++++ Dataset

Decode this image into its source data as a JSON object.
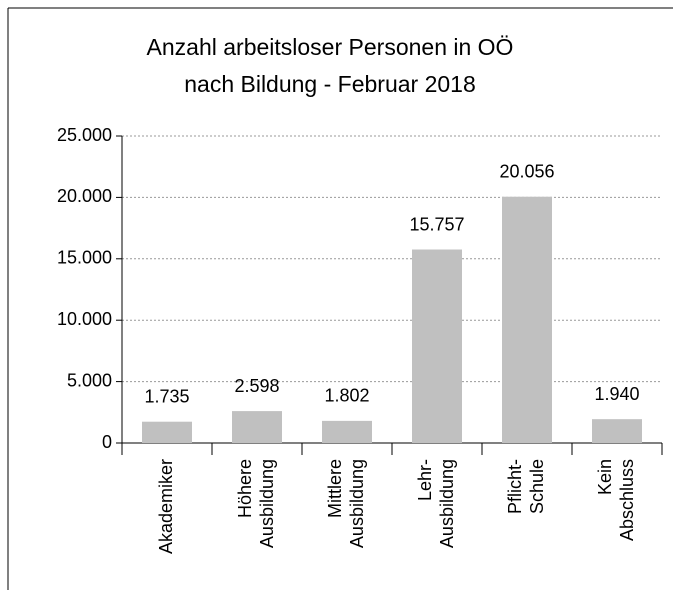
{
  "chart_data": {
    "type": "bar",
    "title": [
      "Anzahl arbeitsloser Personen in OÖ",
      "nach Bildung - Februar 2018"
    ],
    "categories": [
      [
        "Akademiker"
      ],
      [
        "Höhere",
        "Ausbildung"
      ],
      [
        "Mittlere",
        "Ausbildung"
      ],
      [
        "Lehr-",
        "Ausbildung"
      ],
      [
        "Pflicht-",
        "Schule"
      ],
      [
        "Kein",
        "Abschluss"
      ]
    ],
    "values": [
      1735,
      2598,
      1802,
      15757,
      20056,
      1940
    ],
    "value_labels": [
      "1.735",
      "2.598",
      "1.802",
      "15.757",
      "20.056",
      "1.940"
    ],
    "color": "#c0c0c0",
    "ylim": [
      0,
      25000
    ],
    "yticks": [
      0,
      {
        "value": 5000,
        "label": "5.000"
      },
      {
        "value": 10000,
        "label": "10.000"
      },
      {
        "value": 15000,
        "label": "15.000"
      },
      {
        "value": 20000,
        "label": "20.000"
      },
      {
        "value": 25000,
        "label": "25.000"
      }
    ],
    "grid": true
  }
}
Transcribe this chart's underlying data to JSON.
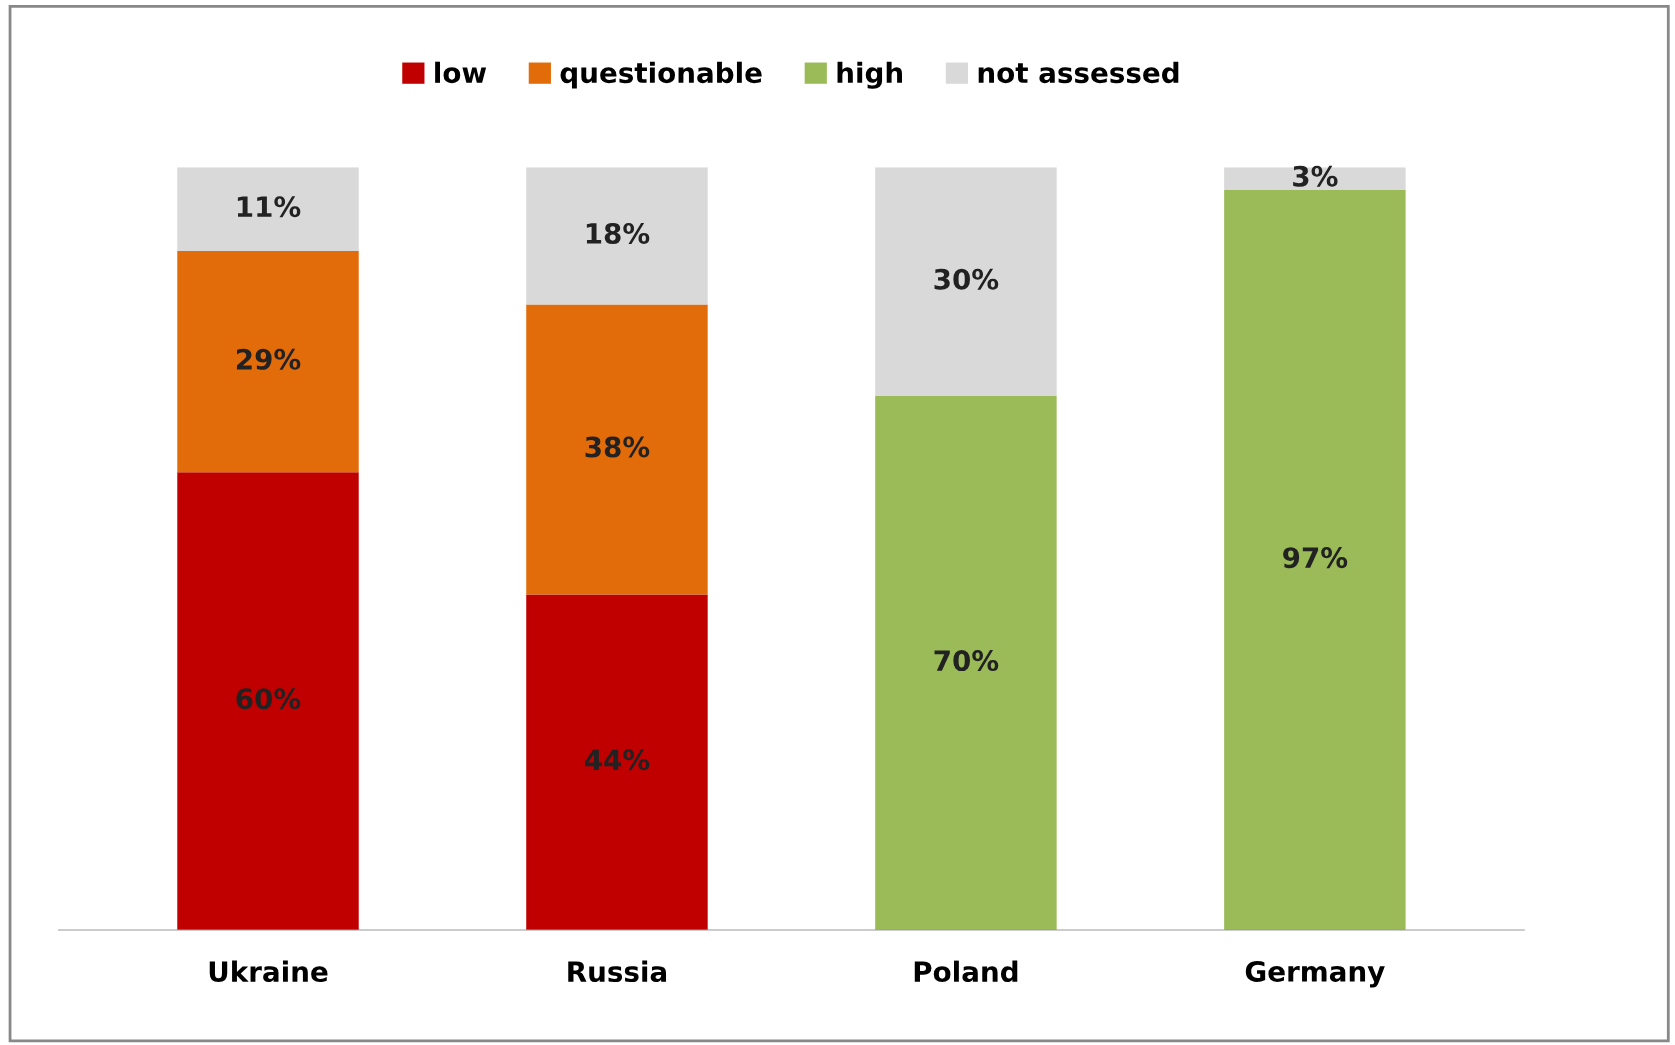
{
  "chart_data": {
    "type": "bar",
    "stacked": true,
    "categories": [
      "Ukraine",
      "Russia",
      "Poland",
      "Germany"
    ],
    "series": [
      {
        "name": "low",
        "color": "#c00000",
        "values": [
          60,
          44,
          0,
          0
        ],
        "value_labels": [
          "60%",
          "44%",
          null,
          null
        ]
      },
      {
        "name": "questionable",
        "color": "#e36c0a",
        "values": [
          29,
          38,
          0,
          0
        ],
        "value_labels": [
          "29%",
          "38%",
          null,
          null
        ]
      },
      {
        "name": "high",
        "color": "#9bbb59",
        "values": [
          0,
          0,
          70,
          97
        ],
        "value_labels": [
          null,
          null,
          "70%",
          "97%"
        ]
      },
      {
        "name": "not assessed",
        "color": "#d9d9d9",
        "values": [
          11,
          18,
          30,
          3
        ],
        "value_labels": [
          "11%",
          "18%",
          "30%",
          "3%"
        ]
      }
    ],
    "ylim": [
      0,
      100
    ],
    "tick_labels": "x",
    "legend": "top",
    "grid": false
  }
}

++++++++
++++ Dataset

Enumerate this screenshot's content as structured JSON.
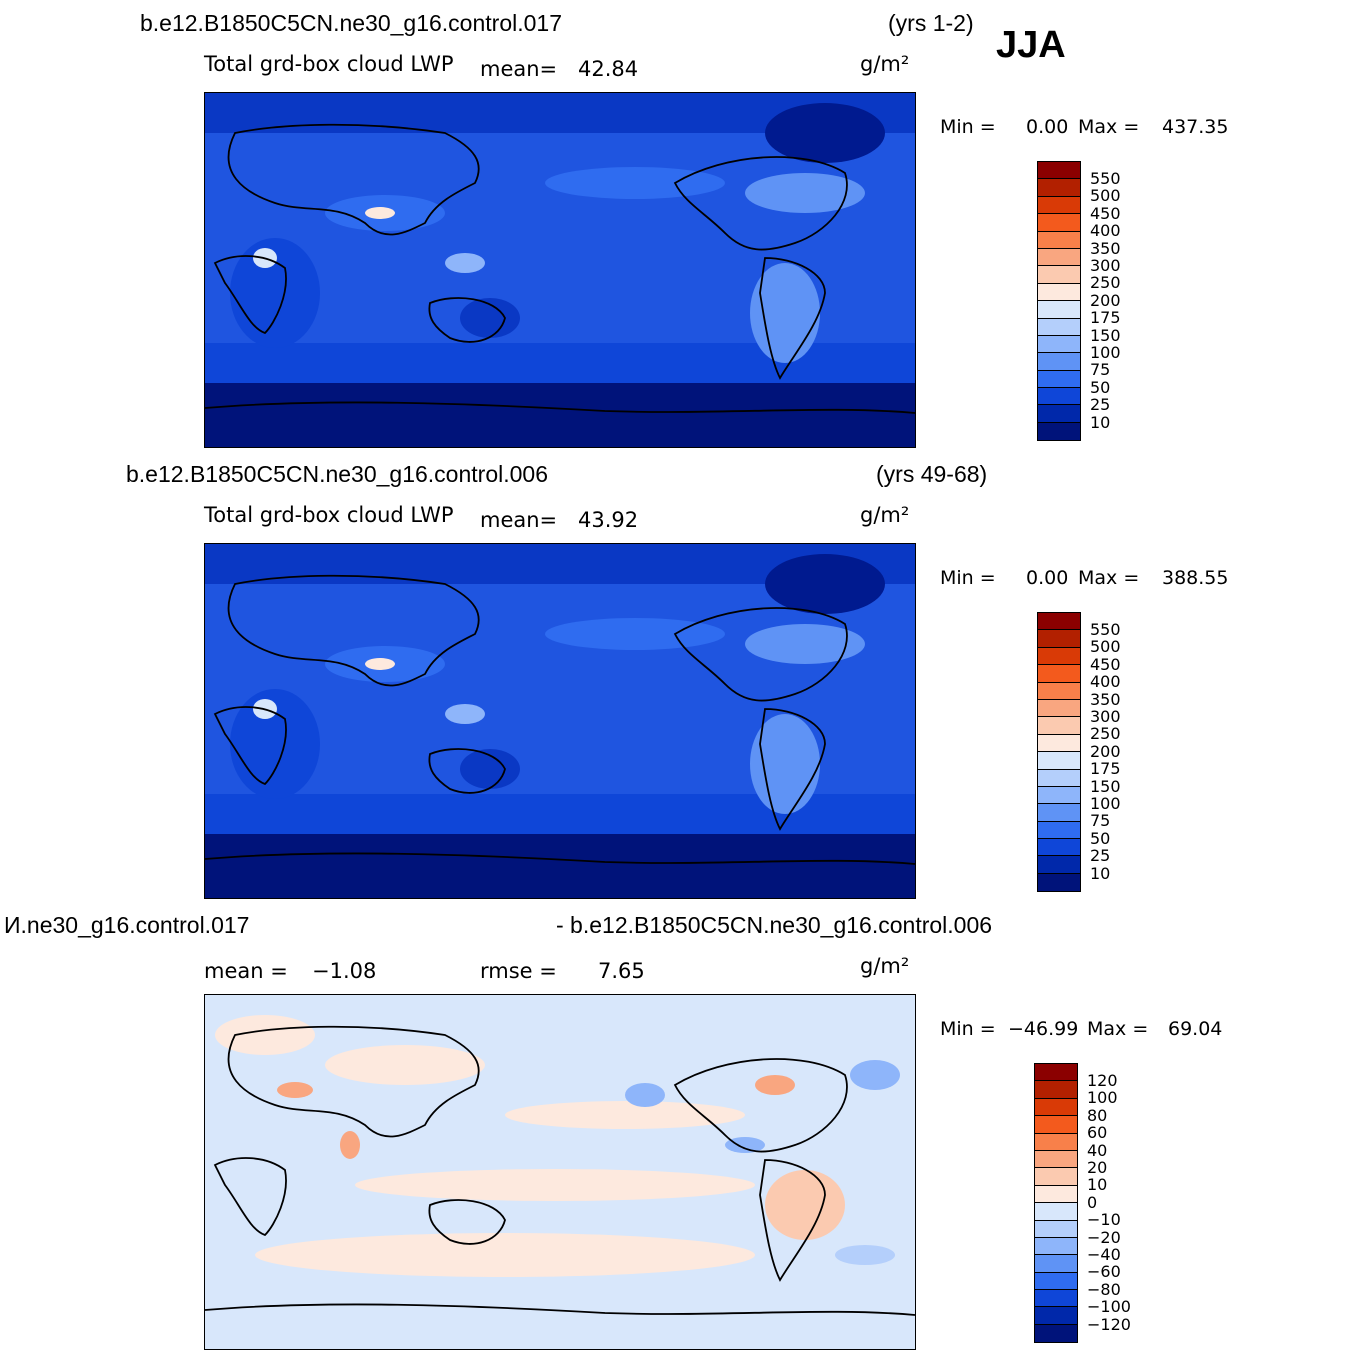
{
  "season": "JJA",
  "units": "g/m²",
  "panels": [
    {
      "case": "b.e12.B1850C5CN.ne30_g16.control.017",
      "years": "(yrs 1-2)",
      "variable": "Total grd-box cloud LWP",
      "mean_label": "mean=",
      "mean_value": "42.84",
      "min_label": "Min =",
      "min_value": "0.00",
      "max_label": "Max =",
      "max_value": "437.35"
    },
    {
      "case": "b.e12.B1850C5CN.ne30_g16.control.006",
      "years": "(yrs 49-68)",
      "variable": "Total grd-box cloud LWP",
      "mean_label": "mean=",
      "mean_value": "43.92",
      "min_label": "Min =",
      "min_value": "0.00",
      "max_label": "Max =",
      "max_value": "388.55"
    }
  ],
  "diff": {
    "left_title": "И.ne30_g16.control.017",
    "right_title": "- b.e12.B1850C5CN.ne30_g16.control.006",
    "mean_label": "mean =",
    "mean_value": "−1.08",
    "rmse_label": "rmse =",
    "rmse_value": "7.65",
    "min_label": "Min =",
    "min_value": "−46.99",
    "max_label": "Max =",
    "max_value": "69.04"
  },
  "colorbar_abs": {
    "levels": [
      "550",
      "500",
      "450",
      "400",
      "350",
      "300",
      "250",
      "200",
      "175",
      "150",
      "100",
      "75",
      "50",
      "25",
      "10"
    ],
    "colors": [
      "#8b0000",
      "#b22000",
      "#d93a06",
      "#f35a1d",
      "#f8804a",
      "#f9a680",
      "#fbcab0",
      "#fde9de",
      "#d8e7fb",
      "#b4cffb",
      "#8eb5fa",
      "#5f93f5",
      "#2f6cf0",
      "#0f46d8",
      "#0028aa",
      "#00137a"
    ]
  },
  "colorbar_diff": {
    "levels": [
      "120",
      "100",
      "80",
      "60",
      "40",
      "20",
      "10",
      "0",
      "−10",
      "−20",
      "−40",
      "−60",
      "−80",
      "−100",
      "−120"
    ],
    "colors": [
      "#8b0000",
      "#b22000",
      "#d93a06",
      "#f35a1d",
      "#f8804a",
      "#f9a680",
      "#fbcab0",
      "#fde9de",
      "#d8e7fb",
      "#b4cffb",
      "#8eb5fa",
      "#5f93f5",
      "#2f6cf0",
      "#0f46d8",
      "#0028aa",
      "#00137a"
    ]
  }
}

++++++++

How many lines of the data contain the word "this"? Answer with the number alone.

§ **Output of the exercise**:
3